Set task:
Restate the material word for word and leave out anything that is a picture.

(Dataset items)
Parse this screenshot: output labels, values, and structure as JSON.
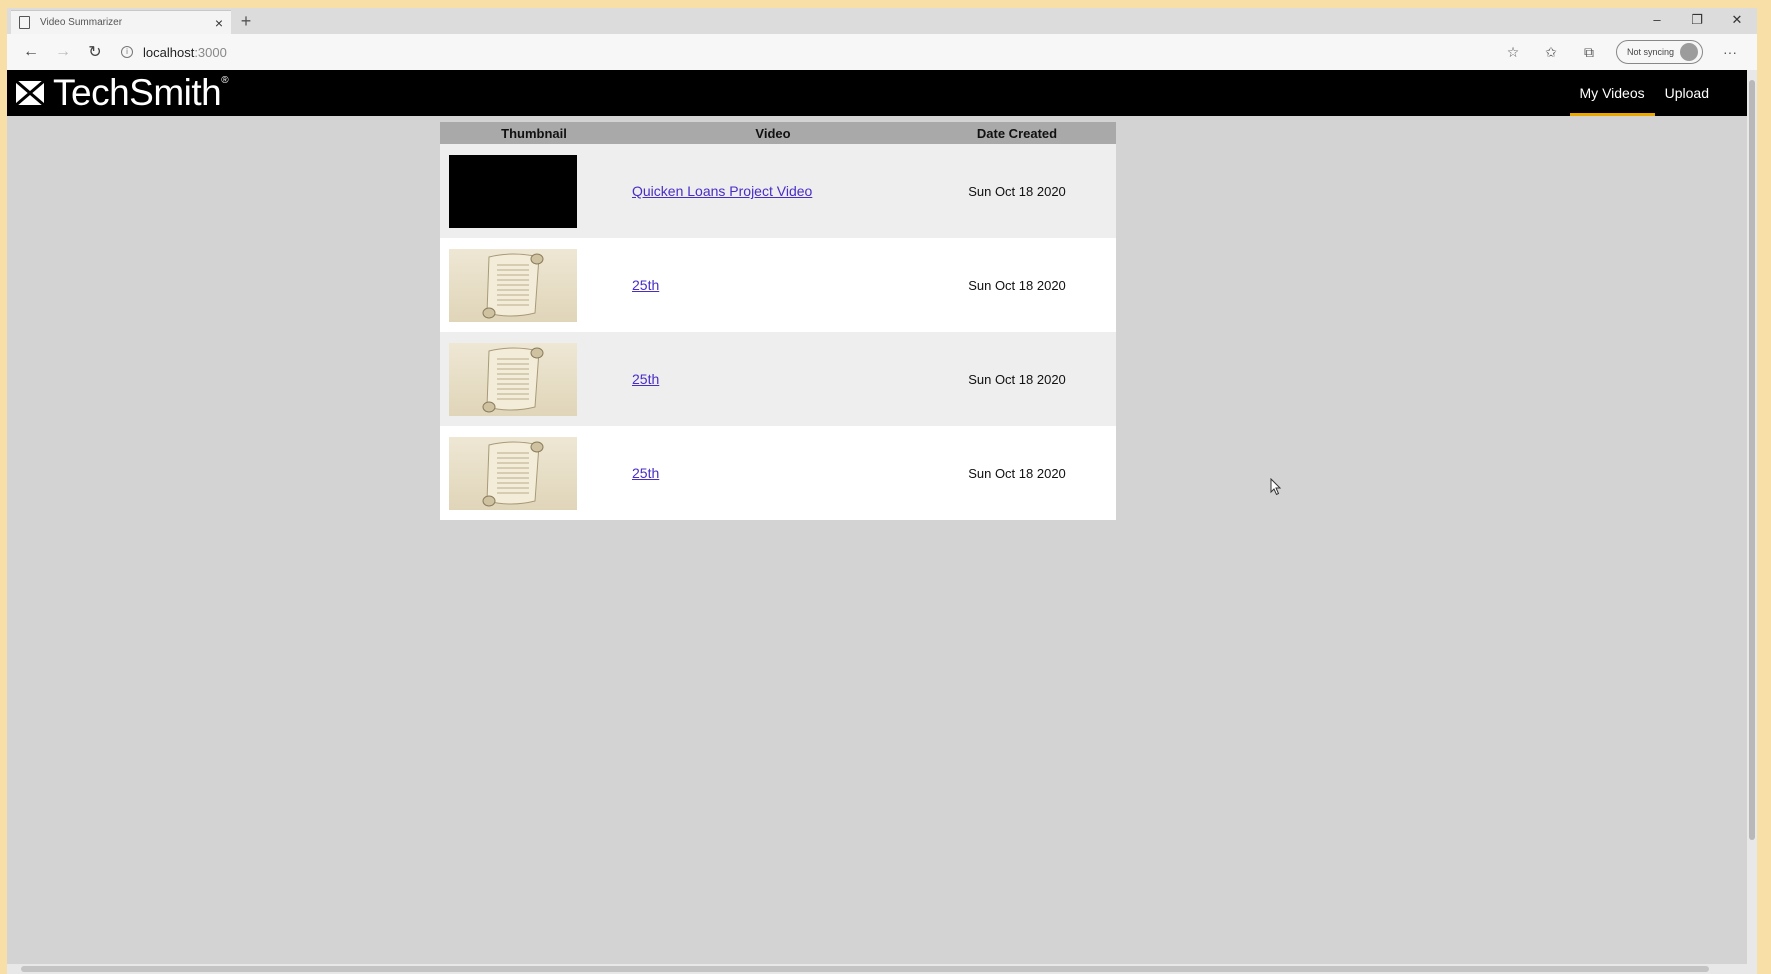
{
  "browser": {
    "tab_title": "Video Summarizer",
    "url_host": "localhost",
    "url_port": ":3000",
    "sync_label": "Not syncing",
    "tab_close_glyph": "×",
    "new_tab_glyph": "+",
    "back_glyph": "←",
    "forward_glyph": "→",
    "refresh_glyph": "↻",
    "star_glyph": "☆",
    "favorites_glyph": "✩",
    "collections_glyph": "⧉",
    "more_glyph": "···",
    "minimize_glyph": "–",
    "maximize_glyph": "❐",
    "close_glyph": "✕"
  },
  "header": {
    "logo_text": "TechSmith",
    "logo_reg": "®",
    "nav": [
      {
        "label": "My Videos",
        "active": true
      },
      {
        "label": "Upload",
        "active": false
      }
    ]
  },
  "table": {
    "columns": [
      "Thumbnail",
      "Video",
      "Date Created"
    ],
    "rows": [
      {
        "thumbnail": "black",
        "video": "Quicken Loans Project Video",
        "date": "Sun Oct 18 2020"
      },
      {
        "thumbnail": "scroll",
        "video": "25th",
        "date": "Sun Oct 18 2020"
      },
      {
        "thumbnail": "scroll",
        "video": "25th",
        "date": "Sun Oct 18 2020"
      },
      {
        "thumbnail": "scroll",
        "video": "25th",
        "date": "Sun Oct 18 2020"
      }
    ]
  },
  "colors": {
    "header_bg": "#000000",
    "nav_active_underline": "#e8a800",
    "page_bg": "#d3d3d3",
    "link": "#4a2cc6"
  }
}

Right answer:
Parse this screenshot: output labels, values, and structure as JSON.
{
  "browser": {
    "tab_title": "Video Summarizer",
    "url_host": "localhost",
    "url_port": ":3000",
    "sync_label": "Not syncing",
    "tab_close_glyph": "×",
    "new_tab_glyph": "+",
    "back_glyph": "←",
    "forward_glyph": "→",
    "refresh_glyph": "↻",
    "star_glyph": "☆",
    "favorites_glyph": "✩",
    "collections_glyph": "⧉",
    "more_glyph": "···",
    "minimize_glyph": "–",
    "maximize_glyph": "❐",
    "close_glyph": "✕"
  },
  "header": {
    "logo_text": "TechSmith",
    "logo_reg": "®",
    "nav": [
      {
        "label": "My Videos",
        "active": true
      },
      {
        "label": "Upload",
        "active": false
      }
    ]
  },
  "table": {
    "columns": [
      "Thumbnail",
      "Video",
      "Date Created"
    ],
    "rows": [
      {
        "thumbnail": "black",
        "video": "Quicken Loans Project Video",
        "date": "Sun Oct 18 2020"
      },
      {
        "thumbnail": "scroll",
        "video": "25th",
        "date": "Sun Oct 18 2020"
      },
      {
        "thumbnail": "scroll",
        "video": "25th",
        "date": "Sun Oct 18 2020"
      },
      {
        "thumbnail": "scroll",
        "video": "25th",
        "date": "Sun Oct 18 2020"
      }
    ]
  },
  "colors": {
    "header_bg": "#000000",
    "nav_active_underline": "#e8a800",
    "page_bg": "#d3d3d3",
    "link": "#4a2cc6"
  }
}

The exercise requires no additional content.